» Given request
Examine the entries below, count the lines holding the string "legend", and respond with the number only.

────────────────────

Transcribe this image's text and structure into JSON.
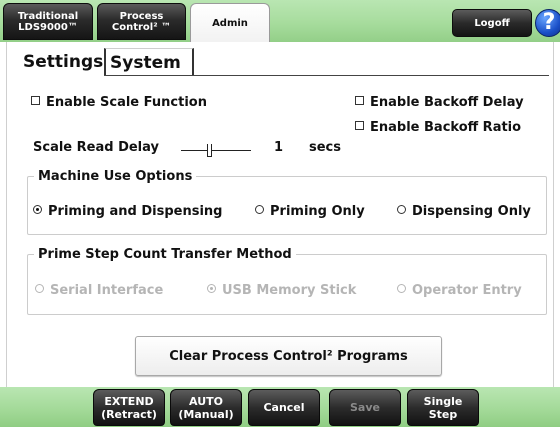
{
  "header": {
    "tabs": [
      {
        "line1": "Traditional",
        "line2": "LDS9000™"
      },
      {
        "line1": "Process",
        "line2": "Control² ™"
      },
      {
        "label": "Admin"
      }
    ],
    "logoff_label": "Logoff",
    "help_label": "?"
  },
  "subtabs": {
    "settings": "Settings",
    "system": "System"
  },
  "scale": {
    "enable_scale_label": "Enable Scale Function",
    "enable_scale_checked": false,
    "enable_backoff_delay_label": "Enable Backoff Delay",
    "enable_backoff_delay_checked": false,
    "enable_backoff_ratio_label": "Enable Backoff Ratio",
    "enable_backoff_ratio_checked": false,
    "read_delay_label": "Scale Read Delay",
    "read_delay_value": "1",
    "read_delay_unit": "secs"
  },
  "machine_use": {
    "legend": "Machine Use Options",
    "options": [
      {
        "label": "Priming and Dispensing",
        "selected": true
      },
      {
        "label": "Priming Only",
        "selected": false
      },
      {
        "label": "Dispensing Only",
        "selected": false
      }
    ]
  },
  "prime_transfer": {
    "legend": "Prime Step Count Transfer Method",
    "options": [
      {
        "label": "Serial Interface",
        "selected": false
      },
      {
        "label": "USB Memory Stick",
        "selected": true
      },
      {
        "label": "Operator Entry",
        "selected": false
      }
    ]
  },
  "clear_button_label": "Clear Process Control² Programs",
  "footer": {
    "extend_line1": "EXTEND",
    "extend_line2": "(Retract)",
    "auto_line1": "AUTO",
    "auto_line2": "(Manual)",
    "cancel_label": "Cancel",
    "save_label": "Save",
    "single_line1": "Single",
    "single_line2": "Step"
  },
  "colors": {
    "bar_green": "#a7dc9d",
    "button_dark": "#2b2b2b",
    "help_blue": "#1a4fc8",
    "disabled_text": "#b5b5b5"
  }
}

────────────────────

» Task answer
2